**EXERCISE TASK**
Give every entry again, unchanged, and leave its images out.

++++++

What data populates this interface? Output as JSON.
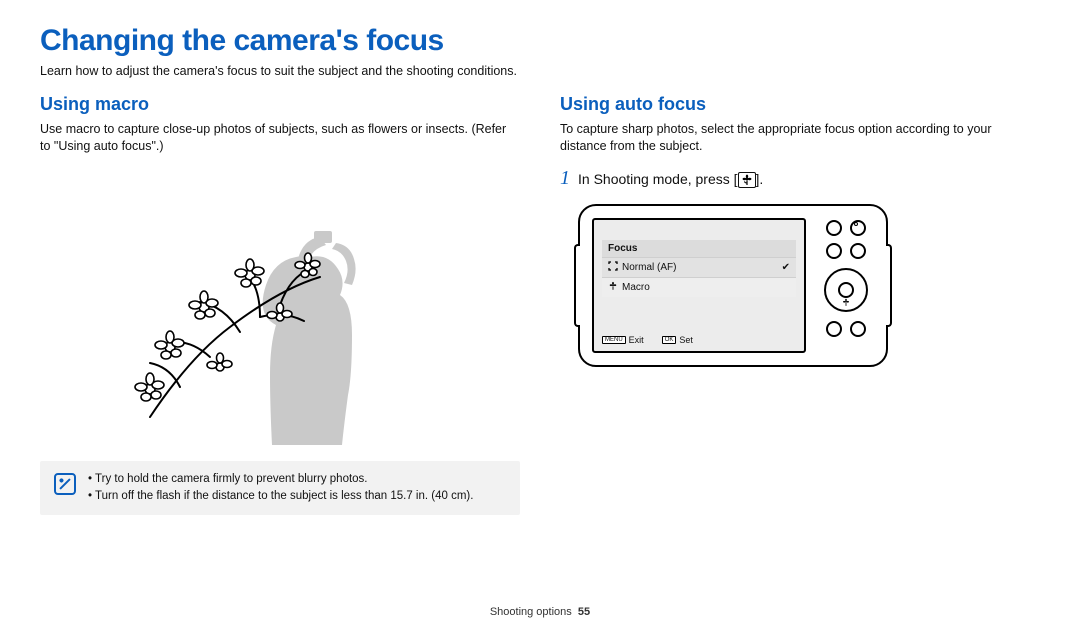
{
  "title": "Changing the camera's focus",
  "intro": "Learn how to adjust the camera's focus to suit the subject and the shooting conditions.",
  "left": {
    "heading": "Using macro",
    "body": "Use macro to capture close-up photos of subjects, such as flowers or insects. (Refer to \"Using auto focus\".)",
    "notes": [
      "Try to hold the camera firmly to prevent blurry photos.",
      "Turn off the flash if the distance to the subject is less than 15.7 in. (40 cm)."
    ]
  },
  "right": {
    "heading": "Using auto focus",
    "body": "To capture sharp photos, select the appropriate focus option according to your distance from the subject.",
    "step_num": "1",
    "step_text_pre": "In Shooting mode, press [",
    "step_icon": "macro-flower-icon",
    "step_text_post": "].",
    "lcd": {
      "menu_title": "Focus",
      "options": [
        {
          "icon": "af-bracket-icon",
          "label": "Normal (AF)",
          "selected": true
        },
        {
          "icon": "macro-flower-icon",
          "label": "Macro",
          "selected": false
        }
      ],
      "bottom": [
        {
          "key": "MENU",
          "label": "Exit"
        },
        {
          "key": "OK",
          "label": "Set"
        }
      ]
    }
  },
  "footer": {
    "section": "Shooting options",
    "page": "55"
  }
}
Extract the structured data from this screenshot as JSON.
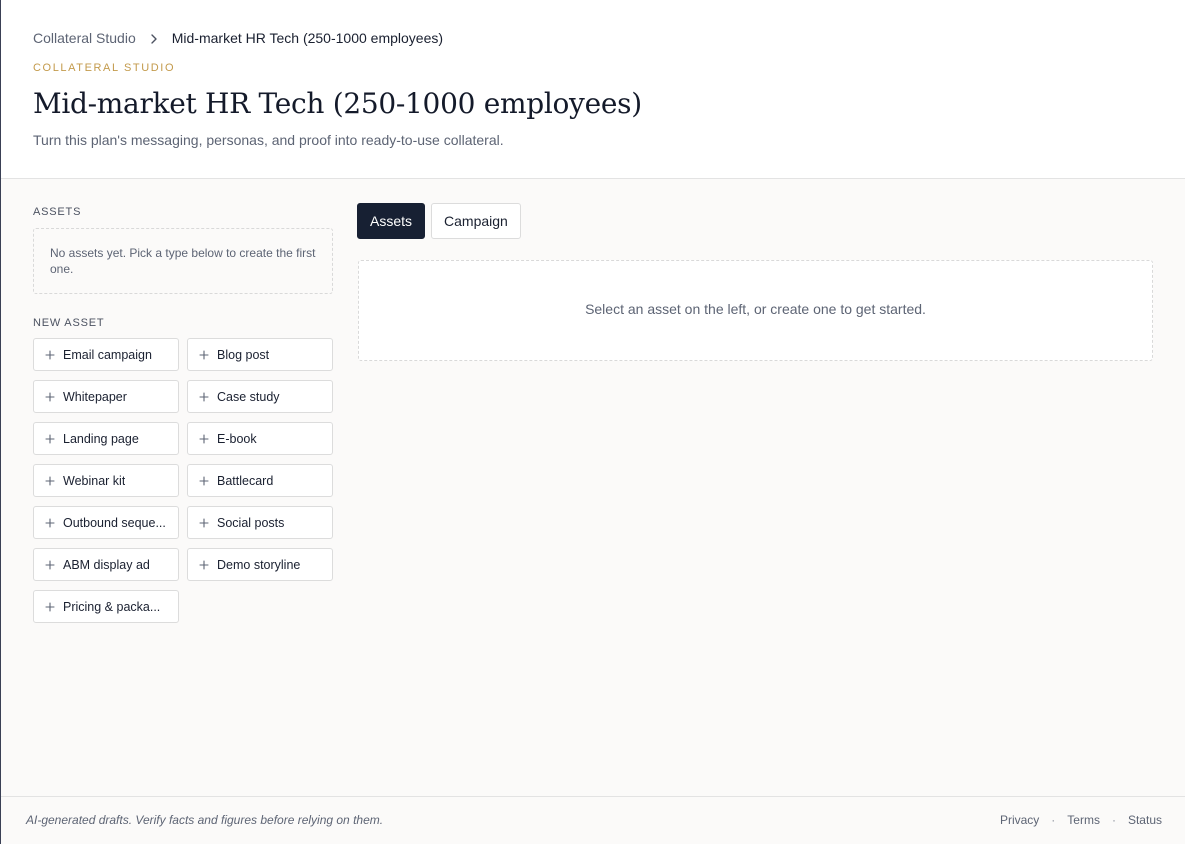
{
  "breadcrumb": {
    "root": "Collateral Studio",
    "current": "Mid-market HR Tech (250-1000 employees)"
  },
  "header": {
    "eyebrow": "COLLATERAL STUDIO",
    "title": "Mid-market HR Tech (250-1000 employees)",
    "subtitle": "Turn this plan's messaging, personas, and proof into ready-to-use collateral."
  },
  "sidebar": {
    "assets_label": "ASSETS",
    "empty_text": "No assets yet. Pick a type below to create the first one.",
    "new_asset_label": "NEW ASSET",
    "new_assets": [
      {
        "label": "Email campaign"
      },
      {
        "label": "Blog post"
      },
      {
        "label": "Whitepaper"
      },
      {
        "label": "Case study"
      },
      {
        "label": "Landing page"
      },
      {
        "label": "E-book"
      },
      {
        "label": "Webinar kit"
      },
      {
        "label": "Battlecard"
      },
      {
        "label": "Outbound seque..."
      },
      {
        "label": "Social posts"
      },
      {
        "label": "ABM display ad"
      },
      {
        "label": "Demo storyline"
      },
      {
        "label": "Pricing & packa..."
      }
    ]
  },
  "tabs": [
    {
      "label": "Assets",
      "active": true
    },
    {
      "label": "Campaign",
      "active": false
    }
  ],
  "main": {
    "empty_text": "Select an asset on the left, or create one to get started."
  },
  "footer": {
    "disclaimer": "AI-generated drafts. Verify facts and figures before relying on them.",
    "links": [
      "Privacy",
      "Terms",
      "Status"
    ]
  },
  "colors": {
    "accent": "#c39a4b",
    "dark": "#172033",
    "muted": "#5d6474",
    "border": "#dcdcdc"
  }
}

++++++

**CORRECT ANSWER**
What data populates this interface? Output as JSON.
{
  "title": "Changing the camera's focus",
  "intro": "Learn how to adjust the camera's focus to suit the subject and the shooting conditions.",
  "left": {
    "heading": "Using macro",
    "body": "Use macro to capture close-up photos of subjects, such as flowers or insects. (Refer to \"Using auto focus\".)",
    "notes": [
      "Try to hold the camera firmly to prevent blurry photos.",
      "Turn off the flash if the distance to the subject is less than 15.7 in. (40 cm)."
    ]
  },
  "right": {
    "heading": "Using auto focus",
    "body": "To capture sharp photos, select the appropriate focus option according to your distance from the subject.",
    "step_num": "1",
    "step_text_pre": "In Shooting mode, press [",
    "step_icon": "macro-flower-icon",
    "step_text_post": "].",
    "lcd": {
      "menu_title": "Focus",
      "options": [
        {
          "icon": "af-bracket-icon",
          "label": "Normal (AF)",
          "selected": true
        },
        {
          "icon": "macro-flower-icon",
          "label": "Macro",
          "selected": false
        }
      ],
      "bottom": [
        {
          "key": "MENU",
          "label": "Exit"
        },
        {
          "key": "OK",
          "label": "Set"
        }
      ]
    }
  },
  "footer": {
    "section": "Shooting options",
    "page": "55"
  }
}
Extract the structured data from this screenshot as JSON.
{
  "breadcrumb": {
    "root": "Collateral Studio",
    "current": "Mid-market HR Tech (250-1000 employees)"
  },
  "header": {
    "eyebrow": "COLLATERAL STUDIO",
    "title": "Mid-market HR Tech (250-1000 employees)",
    "subtitle": "Turn this plan's messaging, personas, and proof into ready-to-use collateral."
  },
  "sidebar": {
    "assets_label": "ASSETS",
    "empty_text": "No assets yet. Pick a type below to create the first one.",
    "new_asset_label": "NEW ASSET",
    "new_assets": [
      {
        "label": "Email campaign"
      },
      {
        "label": "Blog post"
      },
      {
        "label": "Whitepaper"
      },
      {
        "label": "Case study"
      },
      {
        "label": "Landing page"
      },
      {
        "label": "E-book"
      },
      {
        "label": "Webinar kit"
      },
      {
        "label": "Battlecard"
      },
      {
        "label": "Outbound seque..."
      },
      {
        "label": "Social posts"
      },
      {
        "label": "ABM display ad"
      },
      {
        "label": "Demo storyline"
      },
      {
        "label": "Pricing & packa..."
      }
    ]
  },
  "tabs": [
    {
      "label": "Assets",
      "active": true
    },
    {
      "label": "Campaign",
      "active": false
    }
  ],
  "main": {
    "empty_text": "Select an asset on the left, or create one to get started."
  },
  "footer": {
    "disclaimer": "AI-generated drafts. Verify facts and figures before relying on them.",
    "links": [
      "Privacy",
      "Terms",
      "Status"
    ]
  },
  "colors": {
    "accent": "#c39a4b",
    "dark": "#172033",
    "muted": "#5d6474",
    "border": "#dcdcdc"
  }
}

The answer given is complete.